What is needed -> Select each line where the word "você" appears.

Data entries
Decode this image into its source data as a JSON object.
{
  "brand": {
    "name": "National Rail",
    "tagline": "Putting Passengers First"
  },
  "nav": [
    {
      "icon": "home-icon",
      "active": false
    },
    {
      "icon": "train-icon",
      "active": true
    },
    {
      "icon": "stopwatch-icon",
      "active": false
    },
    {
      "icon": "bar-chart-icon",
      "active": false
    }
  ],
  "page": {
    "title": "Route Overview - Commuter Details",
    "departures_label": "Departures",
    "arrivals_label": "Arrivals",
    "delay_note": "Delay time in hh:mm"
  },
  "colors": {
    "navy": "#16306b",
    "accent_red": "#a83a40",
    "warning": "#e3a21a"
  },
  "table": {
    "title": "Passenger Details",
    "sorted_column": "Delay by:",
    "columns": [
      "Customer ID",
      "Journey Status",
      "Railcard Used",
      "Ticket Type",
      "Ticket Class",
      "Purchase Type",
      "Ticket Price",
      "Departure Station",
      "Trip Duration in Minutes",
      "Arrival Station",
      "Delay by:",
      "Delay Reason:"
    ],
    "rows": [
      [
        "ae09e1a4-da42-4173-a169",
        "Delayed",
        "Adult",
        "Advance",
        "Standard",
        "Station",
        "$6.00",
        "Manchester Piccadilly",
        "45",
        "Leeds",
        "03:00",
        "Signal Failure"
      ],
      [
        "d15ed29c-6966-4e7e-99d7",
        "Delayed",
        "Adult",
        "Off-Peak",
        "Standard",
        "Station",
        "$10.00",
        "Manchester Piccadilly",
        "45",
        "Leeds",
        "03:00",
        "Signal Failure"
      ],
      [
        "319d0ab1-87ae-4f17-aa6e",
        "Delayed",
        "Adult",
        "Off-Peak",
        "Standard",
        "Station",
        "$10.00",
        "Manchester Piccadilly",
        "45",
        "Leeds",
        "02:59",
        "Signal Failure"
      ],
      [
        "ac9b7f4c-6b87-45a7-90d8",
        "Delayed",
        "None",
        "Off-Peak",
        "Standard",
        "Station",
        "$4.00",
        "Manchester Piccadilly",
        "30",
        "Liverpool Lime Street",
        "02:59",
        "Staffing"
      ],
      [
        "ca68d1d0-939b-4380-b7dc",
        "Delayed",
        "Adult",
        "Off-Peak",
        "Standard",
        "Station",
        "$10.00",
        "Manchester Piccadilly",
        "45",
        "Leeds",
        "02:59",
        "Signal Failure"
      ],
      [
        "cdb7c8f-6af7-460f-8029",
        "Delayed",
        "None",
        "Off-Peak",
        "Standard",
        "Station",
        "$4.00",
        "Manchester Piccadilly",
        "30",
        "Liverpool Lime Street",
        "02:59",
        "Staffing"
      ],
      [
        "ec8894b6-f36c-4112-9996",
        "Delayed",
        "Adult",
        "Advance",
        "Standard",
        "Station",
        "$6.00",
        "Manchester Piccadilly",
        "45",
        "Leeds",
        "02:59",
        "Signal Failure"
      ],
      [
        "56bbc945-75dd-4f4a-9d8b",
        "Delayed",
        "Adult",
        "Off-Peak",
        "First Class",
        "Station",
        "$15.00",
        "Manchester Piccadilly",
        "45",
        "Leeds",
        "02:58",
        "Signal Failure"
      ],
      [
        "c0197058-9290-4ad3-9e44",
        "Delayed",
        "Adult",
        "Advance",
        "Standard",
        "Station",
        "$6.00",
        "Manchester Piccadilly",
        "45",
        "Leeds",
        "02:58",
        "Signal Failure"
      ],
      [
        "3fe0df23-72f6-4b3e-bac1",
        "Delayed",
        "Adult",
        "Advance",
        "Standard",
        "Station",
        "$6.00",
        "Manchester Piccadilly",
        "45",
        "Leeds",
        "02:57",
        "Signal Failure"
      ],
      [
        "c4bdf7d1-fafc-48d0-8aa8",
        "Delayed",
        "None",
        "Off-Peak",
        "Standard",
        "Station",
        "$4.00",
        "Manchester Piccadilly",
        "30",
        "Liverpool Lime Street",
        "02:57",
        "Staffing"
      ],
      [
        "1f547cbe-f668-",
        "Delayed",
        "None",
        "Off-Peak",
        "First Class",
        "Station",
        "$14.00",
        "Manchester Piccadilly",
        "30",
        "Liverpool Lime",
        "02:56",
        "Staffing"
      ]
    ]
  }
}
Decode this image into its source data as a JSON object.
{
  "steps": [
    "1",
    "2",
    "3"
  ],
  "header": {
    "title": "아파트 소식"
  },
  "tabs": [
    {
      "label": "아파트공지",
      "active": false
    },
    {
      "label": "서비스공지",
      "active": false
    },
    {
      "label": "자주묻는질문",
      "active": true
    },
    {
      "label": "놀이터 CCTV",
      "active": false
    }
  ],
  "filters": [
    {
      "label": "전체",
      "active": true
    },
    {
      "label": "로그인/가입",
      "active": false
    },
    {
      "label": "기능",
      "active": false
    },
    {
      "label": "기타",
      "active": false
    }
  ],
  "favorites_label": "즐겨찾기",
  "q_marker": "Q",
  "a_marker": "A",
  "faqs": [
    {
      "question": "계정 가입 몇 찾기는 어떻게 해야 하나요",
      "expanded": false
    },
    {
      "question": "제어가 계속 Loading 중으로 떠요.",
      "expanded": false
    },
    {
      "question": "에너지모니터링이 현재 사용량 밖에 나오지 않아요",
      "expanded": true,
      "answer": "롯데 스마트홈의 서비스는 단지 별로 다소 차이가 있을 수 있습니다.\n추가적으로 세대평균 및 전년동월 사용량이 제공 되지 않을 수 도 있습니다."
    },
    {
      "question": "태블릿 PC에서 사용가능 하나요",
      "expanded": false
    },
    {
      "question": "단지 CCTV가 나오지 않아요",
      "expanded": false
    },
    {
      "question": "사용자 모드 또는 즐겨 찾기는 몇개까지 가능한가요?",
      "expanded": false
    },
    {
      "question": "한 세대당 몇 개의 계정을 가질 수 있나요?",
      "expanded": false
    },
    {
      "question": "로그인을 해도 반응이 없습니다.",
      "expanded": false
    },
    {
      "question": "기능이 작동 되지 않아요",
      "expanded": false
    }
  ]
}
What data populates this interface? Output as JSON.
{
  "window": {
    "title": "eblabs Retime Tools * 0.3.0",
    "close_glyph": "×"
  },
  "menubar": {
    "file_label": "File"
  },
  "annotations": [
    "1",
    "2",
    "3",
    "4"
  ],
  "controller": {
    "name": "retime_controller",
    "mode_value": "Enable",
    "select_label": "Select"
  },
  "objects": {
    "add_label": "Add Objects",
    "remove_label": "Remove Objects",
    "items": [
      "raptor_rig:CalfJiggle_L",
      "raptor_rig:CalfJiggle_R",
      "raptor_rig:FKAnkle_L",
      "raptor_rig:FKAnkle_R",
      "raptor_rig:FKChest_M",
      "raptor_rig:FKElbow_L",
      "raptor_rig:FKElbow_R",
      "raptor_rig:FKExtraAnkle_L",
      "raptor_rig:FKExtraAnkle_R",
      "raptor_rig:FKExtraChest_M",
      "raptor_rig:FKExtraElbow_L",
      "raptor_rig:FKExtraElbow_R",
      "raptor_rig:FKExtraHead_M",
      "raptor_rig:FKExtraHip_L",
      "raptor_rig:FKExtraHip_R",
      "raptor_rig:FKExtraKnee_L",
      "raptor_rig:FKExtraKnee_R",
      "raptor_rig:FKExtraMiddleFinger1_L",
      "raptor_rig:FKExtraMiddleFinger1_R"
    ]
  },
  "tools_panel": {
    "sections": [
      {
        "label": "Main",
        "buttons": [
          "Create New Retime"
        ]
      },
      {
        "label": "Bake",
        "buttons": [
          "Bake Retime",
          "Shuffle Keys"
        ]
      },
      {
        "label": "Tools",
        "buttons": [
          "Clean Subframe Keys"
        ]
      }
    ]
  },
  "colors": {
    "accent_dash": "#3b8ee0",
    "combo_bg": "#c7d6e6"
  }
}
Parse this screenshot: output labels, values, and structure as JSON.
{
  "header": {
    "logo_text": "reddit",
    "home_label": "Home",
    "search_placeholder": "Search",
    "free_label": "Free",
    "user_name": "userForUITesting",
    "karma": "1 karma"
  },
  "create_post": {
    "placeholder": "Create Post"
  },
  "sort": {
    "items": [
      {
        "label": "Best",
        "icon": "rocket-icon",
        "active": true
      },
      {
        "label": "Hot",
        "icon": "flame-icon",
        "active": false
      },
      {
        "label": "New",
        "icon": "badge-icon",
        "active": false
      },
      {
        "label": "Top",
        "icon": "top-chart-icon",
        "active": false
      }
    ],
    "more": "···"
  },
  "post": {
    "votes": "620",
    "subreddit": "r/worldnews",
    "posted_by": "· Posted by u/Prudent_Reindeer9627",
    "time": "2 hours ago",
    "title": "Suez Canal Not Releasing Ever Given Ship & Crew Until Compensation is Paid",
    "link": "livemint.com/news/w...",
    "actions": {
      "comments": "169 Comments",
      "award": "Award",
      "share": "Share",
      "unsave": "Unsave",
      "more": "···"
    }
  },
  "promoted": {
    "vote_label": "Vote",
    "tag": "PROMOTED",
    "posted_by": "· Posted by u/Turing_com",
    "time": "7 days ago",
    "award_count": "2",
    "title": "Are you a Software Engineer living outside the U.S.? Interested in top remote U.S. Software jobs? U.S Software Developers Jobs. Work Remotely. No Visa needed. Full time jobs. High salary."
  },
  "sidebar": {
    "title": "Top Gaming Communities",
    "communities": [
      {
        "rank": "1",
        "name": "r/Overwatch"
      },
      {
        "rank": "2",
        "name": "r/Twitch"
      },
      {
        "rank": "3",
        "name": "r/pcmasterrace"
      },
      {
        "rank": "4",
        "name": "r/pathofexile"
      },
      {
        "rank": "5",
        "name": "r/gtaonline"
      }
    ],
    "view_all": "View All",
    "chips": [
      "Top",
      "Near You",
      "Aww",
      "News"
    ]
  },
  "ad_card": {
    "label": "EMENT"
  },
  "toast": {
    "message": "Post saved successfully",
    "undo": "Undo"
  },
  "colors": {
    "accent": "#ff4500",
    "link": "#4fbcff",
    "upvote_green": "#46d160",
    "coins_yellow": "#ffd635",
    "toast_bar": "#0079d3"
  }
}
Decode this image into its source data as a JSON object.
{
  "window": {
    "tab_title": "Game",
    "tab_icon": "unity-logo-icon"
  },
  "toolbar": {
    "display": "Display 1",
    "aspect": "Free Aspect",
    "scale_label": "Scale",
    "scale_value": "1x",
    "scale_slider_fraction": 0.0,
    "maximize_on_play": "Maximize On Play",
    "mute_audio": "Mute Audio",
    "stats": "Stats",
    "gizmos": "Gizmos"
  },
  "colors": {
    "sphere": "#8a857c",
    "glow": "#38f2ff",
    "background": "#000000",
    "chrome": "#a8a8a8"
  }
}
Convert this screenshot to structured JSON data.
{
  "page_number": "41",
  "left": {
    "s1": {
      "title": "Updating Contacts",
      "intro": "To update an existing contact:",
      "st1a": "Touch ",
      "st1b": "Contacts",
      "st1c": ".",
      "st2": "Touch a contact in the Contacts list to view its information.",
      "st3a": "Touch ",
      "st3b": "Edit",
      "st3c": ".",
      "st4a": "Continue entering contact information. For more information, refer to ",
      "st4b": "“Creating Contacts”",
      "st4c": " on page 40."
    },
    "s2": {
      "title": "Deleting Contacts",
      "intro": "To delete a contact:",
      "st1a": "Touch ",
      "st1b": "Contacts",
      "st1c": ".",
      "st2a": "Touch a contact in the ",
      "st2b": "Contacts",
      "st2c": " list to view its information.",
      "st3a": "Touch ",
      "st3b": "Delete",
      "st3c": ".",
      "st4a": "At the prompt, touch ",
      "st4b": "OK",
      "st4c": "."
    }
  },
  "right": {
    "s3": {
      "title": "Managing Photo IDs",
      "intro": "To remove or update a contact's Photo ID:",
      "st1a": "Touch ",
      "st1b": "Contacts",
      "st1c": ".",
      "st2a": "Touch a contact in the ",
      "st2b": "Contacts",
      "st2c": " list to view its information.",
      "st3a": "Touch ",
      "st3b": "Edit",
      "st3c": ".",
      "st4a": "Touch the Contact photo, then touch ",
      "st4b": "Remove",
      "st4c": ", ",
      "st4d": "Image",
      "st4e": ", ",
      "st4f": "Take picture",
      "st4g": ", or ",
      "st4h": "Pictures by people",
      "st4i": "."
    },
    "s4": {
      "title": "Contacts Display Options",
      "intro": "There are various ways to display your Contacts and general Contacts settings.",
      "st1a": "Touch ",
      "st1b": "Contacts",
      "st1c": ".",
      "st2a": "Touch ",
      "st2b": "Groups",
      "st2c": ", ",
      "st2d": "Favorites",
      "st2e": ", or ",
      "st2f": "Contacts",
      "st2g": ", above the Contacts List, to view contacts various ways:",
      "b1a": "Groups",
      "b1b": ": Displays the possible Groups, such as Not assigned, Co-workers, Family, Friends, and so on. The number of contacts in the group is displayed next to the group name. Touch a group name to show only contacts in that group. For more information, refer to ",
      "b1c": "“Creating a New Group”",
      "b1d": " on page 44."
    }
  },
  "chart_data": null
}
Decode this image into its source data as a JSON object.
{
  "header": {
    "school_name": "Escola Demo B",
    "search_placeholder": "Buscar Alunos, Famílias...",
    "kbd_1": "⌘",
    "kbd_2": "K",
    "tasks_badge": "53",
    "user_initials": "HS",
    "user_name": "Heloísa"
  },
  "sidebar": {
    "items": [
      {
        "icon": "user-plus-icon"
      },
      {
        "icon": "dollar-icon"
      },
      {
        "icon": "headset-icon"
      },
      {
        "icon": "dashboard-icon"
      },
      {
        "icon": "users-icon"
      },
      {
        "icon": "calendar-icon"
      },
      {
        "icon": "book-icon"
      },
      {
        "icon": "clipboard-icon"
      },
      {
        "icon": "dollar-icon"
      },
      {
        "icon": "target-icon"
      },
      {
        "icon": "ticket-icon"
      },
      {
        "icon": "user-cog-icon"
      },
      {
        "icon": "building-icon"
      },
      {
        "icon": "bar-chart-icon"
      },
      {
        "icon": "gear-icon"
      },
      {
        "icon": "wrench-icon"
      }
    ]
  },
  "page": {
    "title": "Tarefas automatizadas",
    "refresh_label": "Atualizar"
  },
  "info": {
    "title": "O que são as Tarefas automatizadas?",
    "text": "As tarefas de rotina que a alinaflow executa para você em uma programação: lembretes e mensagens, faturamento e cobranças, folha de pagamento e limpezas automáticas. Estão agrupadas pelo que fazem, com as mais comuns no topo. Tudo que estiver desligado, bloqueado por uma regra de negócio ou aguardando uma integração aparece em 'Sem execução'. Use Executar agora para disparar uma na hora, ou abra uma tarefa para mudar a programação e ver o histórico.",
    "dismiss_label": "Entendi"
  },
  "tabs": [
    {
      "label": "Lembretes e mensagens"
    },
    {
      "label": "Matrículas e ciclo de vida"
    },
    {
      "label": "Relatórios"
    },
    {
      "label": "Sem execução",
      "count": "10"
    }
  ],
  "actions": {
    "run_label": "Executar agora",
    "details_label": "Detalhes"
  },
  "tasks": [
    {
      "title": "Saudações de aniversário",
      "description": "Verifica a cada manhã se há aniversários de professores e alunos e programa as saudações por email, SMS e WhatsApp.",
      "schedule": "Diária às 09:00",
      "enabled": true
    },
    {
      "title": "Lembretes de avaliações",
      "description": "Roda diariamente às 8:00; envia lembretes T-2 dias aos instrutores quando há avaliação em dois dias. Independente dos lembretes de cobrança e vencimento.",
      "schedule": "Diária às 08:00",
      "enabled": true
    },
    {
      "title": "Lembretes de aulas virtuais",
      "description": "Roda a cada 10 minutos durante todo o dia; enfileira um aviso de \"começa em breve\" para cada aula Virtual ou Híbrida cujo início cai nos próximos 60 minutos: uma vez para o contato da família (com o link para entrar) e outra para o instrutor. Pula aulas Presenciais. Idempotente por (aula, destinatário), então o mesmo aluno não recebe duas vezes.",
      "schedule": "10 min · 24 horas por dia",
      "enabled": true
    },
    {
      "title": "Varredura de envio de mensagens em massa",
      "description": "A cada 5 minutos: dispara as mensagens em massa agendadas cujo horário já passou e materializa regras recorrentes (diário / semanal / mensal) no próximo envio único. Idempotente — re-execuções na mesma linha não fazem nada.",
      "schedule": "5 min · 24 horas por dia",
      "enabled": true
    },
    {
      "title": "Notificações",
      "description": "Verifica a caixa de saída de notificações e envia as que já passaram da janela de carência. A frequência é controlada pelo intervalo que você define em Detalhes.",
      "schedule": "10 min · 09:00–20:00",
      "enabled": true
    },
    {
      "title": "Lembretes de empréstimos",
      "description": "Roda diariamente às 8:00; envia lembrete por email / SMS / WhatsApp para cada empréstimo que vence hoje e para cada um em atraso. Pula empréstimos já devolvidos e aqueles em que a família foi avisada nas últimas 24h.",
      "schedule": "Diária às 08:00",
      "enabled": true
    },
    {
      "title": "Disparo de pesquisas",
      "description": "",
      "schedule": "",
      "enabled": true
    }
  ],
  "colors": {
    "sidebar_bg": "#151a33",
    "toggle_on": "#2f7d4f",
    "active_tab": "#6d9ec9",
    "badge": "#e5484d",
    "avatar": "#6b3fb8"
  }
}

Answer to the problem ->
    "text": "As tarefas de rotina que a alinaflow executa para você em uma programação: lembretes e mensagens, faturamento e cobranças, folha de pagamento e limpezas automáticas. Estão agrupadas pelo que fazem, com as mais comuns no topo. Tudo que estiver desligado, bloqueado por uma regra de negócio ou aguardando uma integração aparece em 'Sem execução'. Use Executar agora para disparar uma na hora, ou abra uma tarefa para mudar a programação e ver o histórico.",
      "description": "Verifica a caixa de saída de notificações e envia as que já passaram da janela de carência. A frequência é controlada pelo intervalo que você define em Detalhes.",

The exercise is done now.